Por José Carlos de Assis –
Não estamos pagando preços estratosféricos por combustíveis por causa dos preços internacionais do petróleo.
Estamos pagando, sim, pelo custo de termos o governo mais entreguista e mais corrupto de todos os tempos, que está entregando a política de precificação de derivados da Petrobrás a petrolíferas estrangeiras. Elas estão simplesmente abocanhando, devido à política praticada pela estatal por ordem do governo, grande parte do mercado interno de combustíveis, quando, a rigor, não poderiam ter nada dele se tivéssemos um mercado realmente competitivo em preços.
O PPI, Preço de Paridade Internacional, no qual supostamente se baseia a formação, na porta das refinarias, dos preços dos combustíveis – diesel, gasolina e gás – , não passa de uma aritmética tosca, enganadora, introduzida no governo Temer para justificar os aumentos continuados deles. Esse sistema viola todos os critérios de precificação (estabelecimento de preços) em mercados oligopolizados, não competitivos, como costumam ser os mercados dominados por estatais. É o caso em pauta, pois a Petrobrás é uma monopolista na oferta interna de derivados no atacado.
Além de virtual monopolista, a Petrobrás opera com custos principalmente internos. Se não produz todo o tipo de petróleo que usa na produção de combustíveis, troca parte do petróleo pesado que produz, empregado nas refinarias, por petróleo mais leve importado. Na prática, funciona então como uma empresa autossuficiente em matéria prima para produção dos derivados. Além disso, opera com grande parte de insumos internos, mão de obra brasileira e um pessoal de alta qualificação técnica – o mais eficiente do mundo, como demonstrou a descoberta do pré-sal.

━━━

— AÇÕES NECESSÁRIAS —
(1) Copie do texto de origem, sem alterar nada, o trecho que vai de "Por José Carlos" até "competitivo em preços.".
(2) De acordo com o texto de origem, em qual governo o PPI foi introduzido?
O material não tem nenhum papel nesta parte do trabalho.

— INFORMAÇÕES EXIBIDAS —

━━━

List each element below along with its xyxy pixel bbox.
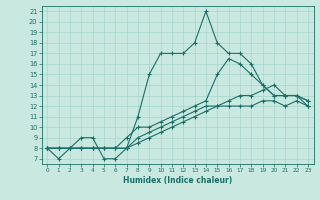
X-axis label: Humidex (Indice chaleur): Humidex (Indice chaleur) (123, 176, 232, 185)
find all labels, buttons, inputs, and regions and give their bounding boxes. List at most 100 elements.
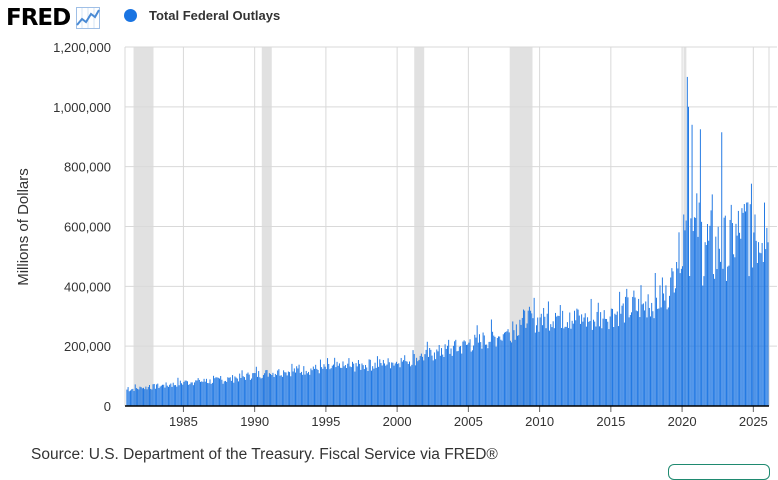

━━━

— SOLUÇÕES POR TAREFA —
(1)
Por José Carlos de Assis –
Não estamos pagando preços estratosféricos por combustíveis por causa dos preços internacionais do petróleo.
Estamos pagando, sim, pelo custo de termos o governo mais entreguista e mais corrupto de todos os tempos, que está entregando a política de precificação de derivados da Petrobrás a petrolíferas estrangeiras. Elas estão simplesmente abocanhando, devido à política praticada pela estatal por ordem do governo, grande parte do mercado interno de combustíveis, quando, a rigor, não poderiam ter nada dele se tivéssemos um mercado realmente competitivo em preços.

(2) No governo Temer.